→ What you need to do:
Scan the data for "plant" and copy the lines it appears in.

(Lines of data)
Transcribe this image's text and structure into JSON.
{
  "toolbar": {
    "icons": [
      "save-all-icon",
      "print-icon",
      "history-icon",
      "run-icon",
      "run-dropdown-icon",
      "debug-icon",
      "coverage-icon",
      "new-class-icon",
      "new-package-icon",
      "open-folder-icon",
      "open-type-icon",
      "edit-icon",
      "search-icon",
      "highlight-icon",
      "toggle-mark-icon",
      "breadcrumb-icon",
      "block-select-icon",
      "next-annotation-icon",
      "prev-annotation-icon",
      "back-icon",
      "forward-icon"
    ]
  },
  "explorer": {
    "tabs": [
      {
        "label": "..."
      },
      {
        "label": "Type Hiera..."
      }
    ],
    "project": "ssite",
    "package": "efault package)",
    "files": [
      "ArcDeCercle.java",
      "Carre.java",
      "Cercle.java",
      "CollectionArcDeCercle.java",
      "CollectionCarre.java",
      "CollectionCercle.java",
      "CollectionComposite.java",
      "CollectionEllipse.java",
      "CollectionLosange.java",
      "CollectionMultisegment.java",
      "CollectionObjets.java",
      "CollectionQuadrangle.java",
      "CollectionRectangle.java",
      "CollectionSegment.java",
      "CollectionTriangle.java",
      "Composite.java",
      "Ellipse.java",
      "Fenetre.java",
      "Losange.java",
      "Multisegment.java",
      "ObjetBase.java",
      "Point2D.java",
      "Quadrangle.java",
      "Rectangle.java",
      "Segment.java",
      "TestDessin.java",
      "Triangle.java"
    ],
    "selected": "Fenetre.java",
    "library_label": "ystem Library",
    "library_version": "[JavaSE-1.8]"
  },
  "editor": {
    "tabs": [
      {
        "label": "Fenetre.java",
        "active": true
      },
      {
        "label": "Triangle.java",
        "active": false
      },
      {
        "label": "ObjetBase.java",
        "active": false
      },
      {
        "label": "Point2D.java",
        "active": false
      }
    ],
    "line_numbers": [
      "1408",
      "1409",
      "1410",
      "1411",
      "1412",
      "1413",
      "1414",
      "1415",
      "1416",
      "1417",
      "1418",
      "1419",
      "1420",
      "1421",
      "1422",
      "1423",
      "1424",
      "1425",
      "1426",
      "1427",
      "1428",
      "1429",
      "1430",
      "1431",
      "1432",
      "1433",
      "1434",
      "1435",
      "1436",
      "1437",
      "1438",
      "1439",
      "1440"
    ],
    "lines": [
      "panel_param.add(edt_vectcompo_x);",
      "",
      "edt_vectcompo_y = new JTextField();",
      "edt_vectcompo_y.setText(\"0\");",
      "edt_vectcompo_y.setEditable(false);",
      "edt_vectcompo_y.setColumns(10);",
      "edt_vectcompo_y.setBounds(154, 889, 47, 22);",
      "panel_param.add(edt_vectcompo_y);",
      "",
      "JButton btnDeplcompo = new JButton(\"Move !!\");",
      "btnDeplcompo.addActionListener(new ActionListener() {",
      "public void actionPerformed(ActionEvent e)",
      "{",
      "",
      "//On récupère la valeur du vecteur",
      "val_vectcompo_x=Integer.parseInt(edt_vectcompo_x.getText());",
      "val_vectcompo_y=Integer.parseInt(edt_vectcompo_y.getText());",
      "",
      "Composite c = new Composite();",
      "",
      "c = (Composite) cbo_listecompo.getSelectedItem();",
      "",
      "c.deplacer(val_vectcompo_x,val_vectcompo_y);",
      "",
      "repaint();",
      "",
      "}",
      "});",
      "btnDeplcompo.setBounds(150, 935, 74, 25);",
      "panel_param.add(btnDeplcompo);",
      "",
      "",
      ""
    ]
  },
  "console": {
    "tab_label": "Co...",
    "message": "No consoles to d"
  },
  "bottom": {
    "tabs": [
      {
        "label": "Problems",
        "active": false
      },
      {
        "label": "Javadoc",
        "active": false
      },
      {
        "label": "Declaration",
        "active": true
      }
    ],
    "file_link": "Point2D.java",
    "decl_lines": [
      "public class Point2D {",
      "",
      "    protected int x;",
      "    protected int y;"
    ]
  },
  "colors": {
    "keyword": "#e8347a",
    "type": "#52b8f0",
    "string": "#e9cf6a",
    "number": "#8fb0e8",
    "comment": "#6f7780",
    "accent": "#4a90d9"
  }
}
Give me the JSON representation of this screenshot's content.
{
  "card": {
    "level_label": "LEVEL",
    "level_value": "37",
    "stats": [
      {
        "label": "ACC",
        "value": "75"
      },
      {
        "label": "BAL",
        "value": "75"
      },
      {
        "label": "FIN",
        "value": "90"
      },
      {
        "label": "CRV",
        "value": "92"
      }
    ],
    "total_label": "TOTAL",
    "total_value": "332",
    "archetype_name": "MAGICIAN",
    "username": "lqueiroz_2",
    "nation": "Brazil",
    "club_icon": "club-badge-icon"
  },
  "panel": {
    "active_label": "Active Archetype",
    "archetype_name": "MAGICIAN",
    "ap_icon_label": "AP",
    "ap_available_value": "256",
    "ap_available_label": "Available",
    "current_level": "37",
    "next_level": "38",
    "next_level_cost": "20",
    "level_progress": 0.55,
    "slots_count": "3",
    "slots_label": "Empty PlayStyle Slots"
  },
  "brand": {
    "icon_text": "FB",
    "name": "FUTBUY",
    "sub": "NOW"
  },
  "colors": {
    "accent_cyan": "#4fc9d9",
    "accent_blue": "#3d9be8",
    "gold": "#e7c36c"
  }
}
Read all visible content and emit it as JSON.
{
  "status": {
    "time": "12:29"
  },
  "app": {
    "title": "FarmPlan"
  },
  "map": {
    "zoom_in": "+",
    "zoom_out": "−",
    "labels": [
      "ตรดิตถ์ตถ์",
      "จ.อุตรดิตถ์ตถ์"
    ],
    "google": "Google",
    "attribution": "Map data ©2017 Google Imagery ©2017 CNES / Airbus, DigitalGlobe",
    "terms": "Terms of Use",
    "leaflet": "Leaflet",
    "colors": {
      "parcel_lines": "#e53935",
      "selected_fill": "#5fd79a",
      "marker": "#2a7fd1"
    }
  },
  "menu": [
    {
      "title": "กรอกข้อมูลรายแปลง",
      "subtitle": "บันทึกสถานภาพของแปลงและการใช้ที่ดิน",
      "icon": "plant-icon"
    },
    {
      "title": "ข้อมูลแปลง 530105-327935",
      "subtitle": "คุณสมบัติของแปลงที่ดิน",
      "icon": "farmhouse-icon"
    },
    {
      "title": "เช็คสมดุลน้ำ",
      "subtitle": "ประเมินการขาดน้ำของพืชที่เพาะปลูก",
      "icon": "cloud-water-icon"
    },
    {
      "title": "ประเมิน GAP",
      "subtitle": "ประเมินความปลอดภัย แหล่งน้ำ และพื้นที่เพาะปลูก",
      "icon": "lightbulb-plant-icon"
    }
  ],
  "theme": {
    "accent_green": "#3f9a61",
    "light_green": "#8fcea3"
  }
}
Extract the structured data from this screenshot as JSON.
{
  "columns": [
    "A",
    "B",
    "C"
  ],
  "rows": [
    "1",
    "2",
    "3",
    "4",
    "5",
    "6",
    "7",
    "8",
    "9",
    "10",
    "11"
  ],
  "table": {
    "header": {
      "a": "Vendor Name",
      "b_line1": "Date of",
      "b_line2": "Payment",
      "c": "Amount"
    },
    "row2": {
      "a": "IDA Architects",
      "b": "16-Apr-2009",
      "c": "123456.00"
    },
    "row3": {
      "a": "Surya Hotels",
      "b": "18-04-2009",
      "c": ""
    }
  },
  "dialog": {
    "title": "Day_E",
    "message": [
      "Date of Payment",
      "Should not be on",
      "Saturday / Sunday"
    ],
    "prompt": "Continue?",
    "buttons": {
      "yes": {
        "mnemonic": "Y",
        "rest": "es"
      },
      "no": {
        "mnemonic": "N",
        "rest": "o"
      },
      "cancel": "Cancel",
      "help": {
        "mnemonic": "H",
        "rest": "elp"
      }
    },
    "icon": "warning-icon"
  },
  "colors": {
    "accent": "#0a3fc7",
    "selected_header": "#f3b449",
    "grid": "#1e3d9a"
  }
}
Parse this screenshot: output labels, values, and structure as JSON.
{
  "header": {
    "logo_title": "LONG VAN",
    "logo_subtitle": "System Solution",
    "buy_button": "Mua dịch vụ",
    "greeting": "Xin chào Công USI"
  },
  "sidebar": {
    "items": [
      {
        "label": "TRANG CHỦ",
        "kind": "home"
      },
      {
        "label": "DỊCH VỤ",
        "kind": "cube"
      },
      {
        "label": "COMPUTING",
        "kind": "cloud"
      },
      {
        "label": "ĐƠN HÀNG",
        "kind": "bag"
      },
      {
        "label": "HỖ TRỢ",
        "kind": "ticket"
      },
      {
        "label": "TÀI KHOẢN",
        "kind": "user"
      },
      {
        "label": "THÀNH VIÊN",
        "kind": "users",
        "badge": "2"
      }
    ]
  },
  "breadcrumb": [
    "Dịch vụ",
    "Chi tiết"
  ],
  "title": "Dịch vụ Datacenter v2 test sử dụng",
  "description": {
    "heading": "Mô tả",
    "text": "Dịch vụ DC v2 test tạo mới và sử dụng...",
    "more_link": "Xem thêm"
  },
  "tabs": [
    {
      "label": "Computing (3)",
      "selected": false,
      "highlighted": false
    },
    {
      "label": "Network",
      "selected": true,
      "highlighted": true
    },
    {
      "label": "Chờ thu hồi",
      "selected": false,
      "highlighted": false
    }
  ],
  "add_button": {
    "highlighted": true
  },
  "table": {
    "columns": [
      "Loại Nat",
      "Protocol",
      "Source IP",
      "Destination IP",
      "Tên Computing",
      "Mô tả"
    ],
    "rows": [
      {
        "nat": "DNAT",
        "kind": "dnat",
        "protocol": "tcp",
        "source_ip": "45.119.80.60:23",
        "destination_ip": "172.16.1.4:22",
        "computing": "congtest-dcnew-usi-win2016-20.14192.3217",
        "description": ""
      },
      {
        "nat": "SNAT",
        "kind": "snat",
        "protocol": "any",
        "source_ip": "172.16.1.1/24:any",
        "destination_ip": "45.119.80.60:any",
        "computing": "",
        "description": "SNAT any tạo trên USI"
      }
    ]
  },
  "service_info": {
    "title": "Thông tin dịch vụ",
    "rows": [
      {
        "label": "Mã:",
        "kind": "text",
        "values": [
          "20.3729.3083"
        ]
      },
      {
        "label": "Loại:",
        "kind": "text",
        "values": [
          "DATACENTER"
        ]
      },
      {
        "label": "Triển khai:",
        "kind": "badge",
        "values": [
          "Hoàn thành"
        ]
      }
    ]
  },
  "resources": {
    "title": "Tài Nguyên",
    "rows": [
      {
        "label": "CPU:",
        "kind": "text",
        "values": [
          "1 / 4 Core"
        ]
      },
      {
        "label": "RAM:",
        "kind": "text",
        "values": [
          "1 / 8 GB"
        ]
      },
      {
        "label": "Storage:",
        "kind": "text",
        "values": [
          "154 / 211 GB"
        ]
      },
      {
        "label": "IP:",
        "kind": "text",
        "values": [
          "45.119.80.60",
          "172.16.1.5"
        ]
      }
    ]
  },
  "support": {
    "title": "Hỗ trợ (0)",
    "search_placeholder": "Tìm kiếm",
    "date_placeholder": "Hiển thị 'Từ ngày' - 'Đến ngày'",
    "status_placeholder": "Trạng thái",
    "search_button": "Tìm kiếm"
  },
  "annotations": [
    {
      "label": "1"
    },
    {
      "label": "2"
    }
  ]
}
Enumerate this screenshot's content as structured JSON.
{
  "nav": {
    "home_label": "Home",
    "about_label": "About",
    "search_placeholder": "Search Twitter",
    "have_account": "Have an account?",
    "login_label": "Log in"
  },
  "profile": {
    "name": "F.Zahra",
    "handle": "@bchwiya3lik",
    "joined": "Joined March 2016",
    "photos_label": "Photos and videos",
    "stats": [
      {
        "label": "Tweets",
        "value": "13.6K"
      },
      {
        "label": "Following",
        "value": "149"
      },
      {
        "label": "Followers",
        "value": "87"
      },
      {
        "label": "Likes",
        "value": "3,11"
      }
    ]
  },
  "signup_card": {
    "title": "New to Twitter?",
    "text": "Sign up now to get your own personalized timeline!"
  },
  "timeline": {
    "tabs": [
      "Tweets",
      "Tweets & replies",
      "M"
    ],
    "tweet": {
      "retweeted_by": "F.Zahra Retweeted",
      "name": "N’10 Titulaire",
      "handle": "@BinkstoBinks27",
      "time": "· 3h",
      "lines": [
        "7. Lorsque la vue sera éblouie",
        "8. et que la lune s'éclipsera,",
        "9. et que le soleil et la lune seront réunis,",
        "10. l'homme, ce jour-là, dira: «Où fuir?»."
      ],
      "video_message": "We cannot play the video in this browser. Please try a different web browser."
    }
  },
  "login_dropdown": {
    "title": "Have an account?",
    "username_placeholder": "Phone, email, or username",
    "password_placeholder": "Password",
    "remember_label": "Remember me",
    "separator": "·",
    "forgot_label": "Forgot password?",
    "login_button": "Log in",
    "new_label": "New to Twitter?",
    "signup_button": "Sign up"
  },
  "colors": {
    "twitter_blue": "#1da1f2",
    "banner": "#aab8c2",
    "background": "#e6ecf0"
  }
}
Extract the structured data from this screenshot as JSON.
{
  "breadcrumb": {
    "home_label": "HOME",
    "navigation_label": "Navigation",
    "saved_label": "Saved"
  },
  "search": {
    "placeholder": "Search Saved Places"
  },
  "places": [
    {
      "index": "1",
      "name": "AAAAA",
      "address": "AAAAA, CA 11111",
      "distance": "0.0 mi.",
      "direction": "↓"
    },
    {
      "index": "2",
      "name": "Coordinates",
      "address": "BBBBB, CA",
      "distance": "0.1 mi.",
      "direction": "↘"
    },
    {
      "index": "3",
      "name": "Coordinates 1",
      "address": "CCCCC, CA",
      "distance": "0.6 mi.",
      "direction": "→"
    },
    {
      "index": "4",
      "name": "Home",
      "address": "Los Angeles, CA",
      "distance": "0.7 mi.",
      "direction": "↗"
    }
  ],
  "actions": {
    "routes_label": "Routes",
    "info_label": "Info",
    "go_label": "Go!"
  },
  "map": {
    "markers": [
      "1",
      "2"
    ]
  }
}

→ Correct result:
      "icon": "plant-icon"
      "icon": "lightbulb-plant-icon"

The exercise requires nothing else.